• [Directive] Note each line where "Used" appears, and copy it.
------------------------------------------------------------------------
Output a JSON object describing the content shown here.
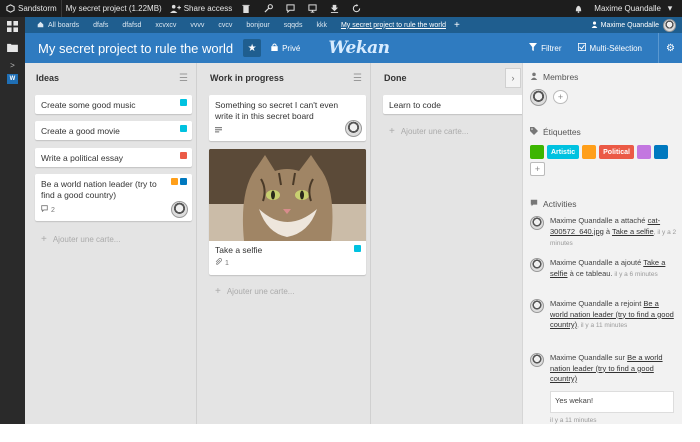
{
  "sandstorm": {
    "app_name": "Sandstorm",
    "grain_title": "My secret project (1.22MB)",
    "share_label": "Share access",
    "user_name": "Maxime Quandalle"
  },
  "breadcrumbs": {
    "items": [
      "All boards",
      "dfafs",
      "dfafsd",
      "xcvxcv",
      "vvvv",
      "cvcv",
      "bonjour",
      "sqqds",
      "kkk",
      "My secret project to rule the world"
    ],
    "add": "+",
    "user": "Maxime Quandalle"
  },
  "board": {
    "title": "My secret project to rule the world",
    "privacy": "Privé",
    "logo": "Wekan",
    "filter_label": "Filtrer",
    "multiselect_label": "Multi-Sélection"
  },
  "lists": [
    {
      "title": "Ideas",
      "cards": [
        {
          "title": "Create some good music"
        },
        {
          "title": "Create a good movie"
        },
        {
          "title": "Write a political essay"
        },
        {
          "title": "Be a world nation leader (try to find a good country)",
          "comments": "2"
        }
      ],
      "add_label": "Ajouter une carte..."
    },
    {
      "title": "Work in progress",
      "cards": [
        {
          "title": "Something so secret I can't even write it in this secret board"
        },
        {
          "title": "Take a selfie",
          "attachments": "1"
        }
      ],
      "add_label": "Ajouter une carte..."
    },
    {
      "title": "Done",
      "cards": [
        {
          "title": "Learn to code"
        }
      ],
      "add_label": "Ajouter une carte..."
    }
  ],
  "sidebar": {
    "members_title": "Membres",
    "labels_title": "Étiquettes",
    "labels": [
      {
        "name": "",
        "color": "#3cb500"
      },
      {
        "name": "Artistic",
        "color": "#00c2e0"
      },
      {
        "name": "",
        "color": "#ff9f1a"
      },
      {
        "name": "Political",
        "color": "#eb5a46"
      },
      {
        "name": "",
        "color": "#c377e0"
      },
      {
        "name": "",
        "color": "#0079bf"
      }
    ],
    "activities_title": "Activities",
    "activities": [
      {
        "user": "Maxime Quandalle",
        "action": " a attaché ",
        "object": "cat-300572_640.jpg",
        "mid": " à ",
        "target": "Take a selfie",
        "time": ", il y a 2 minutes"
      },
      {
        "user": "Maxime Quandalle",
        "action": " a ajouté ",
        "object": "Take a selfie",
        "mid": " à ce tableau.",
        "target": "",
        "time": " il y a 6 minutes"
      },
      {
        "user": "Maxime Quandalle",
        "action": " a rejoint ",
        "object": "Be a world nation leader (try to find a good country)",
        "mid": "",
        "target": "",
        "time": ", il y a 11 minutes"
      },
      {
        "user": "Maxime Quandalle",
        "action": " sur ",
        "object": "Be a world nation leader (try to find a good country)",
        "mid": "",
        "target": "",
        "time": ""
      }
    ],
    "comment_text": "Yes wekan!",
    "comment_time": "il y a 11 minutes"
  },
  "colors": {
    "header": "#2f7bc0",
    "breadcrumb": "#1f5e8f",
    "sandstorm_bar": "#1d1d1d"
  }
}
------------------------------------------------------------------------
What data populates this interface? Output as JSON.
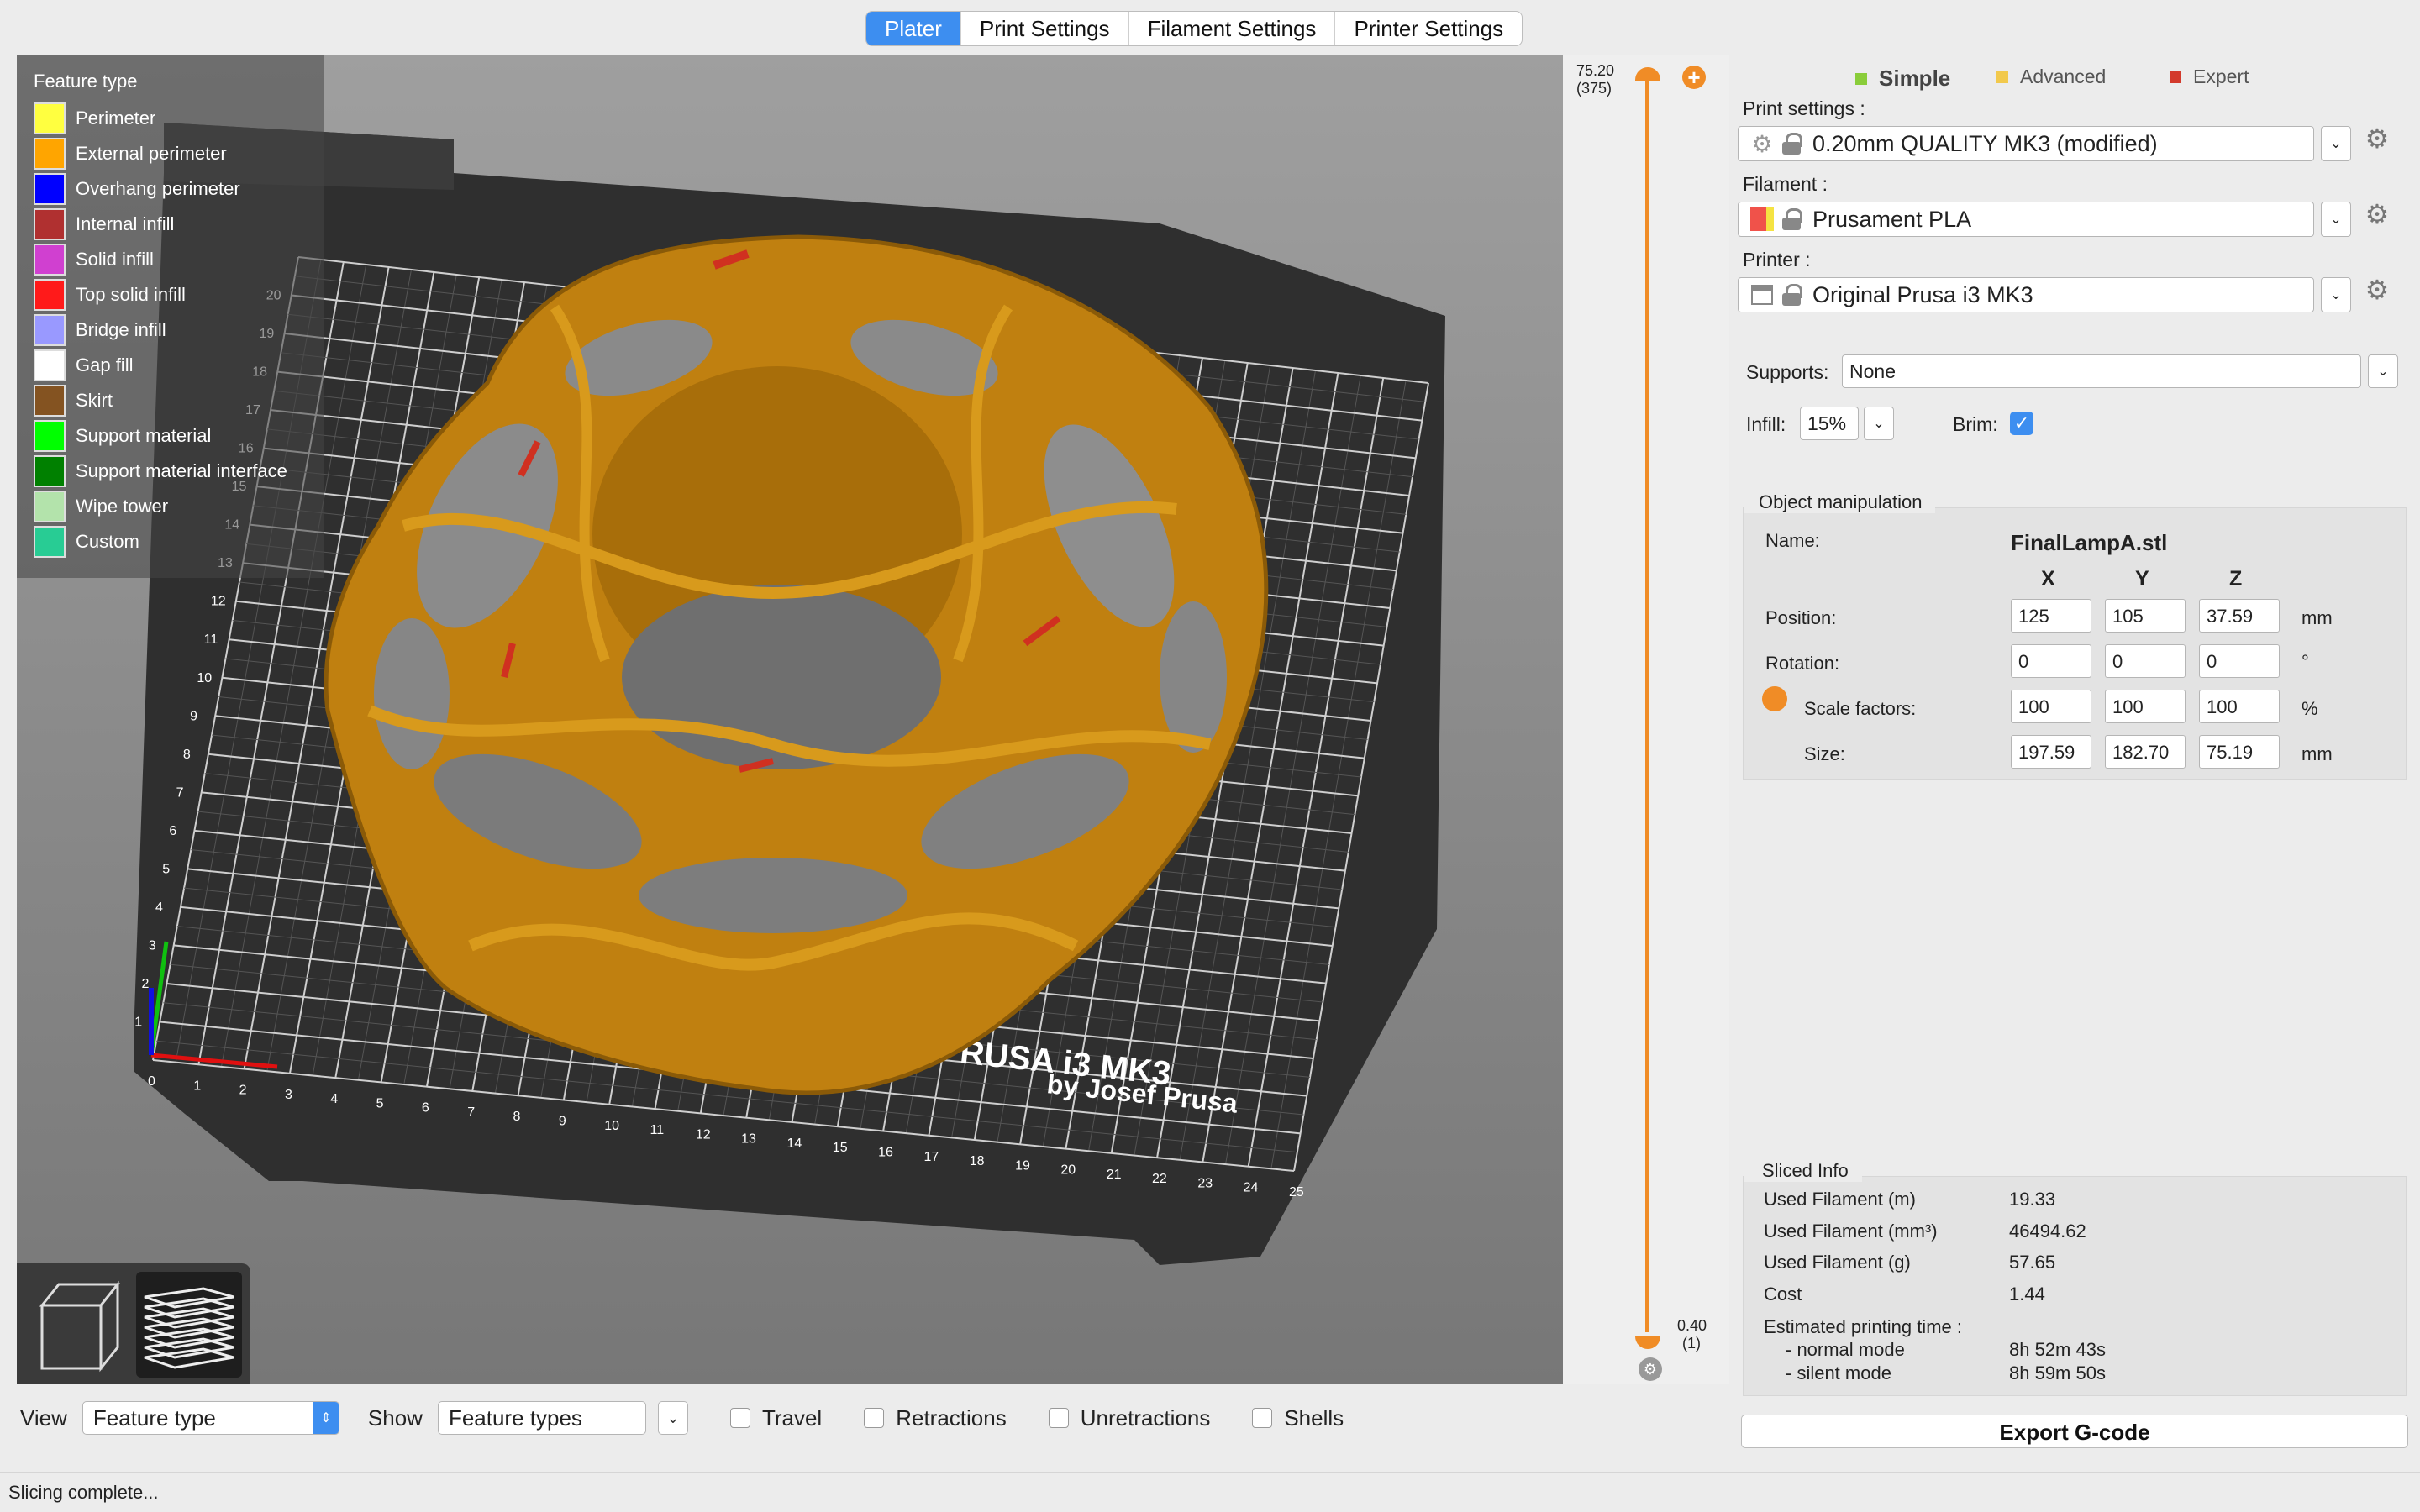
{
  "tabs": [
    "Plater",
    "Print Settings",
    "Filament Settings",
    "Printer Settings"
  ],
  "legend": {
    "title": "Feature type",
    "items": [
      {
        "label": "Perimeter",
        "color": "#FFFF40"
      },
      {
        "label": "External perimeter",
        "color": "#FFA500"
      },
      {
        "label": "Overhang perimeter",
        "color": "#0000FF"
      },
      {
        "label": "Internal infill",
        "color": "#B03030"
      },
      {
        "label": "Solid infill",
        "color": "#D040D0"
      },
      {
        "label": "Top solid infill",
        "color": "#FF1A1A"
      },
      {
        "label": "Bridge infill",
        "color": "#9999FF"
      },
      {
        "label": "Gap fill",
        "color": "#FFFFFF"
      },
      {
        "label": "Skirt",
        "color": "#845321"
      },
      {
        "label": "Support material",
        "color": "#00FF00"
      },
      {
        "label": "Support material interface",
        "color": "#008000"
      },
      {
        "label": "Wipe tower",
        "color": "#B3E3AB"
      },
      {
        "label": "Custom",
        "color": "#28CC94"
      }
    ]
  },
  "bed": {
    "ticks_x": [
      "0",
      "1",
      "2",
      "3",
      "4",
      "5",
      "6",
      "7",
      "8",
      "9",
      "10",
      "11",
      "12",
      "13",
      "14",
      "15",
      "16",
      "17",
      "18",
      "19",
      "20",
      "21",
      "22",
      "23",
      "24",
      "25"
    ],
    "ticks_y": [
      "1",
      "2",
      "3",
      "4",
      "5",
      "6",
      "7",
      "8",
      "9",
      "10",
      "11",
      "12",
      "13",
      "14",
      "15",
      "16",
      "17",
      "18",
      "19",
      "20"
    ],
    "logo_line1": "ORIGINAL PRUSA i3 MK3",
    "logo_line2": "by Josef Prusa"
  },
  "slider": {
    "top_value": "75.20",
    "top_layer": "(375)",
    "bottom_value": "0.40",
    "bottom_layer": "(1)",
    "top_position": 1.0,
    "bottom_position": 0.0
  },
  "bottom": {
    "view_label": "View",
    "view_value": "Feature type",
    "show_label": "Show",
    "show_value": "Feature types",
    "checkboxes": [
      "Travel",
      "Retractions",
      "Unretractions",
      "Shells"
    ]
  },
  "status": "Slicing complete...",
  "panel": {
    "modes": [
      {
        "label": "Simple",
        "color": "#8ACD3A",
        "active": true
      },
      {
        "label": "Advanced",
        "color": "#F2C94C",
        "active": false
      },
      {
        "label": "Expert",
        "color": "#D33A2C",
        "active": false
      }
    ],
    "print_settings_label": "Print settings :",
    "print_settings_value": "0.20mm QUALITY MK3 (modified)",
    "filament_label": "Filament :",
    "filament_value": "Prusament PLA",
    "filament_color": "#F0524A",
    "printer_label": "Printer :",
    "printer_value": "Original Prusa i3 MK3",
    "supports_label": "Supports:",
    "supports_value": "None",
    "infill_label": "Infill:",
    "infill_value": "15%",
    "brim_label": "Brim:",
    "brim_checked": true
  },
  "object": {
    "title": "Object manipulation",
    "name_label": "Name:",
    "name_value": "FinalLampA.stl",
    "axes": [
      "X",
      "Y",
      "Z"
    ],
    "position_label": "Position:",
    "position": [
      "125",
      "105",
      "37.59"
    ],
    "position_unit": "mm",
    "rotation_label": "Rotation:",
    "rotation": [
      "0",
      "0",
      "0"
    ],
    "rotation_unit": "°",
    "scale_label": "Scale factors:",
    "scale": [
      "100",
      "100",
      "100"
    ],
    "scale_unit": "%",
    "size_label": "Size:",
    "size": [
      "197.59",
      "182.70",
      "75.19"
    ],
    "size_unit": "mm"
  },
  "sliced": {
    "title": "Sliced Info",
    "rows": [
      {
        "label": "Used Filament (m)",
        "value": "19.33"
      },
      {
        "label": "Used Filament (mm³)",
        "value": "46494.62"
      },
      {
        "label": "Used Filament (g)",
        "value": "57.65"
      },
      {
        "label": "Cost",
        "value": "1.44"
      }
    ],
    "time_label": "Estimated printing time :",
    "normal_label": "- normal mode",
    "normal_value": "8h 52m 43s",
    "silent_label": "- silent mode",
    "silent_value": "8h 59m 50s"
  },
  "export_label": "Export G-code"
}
------------------------------------------------------------------------
• [Reply to the exercise]
        "label": "Used Filament (m)",
        "label": "Used Filament (mm³)",
        "label": "Used Filament (g)",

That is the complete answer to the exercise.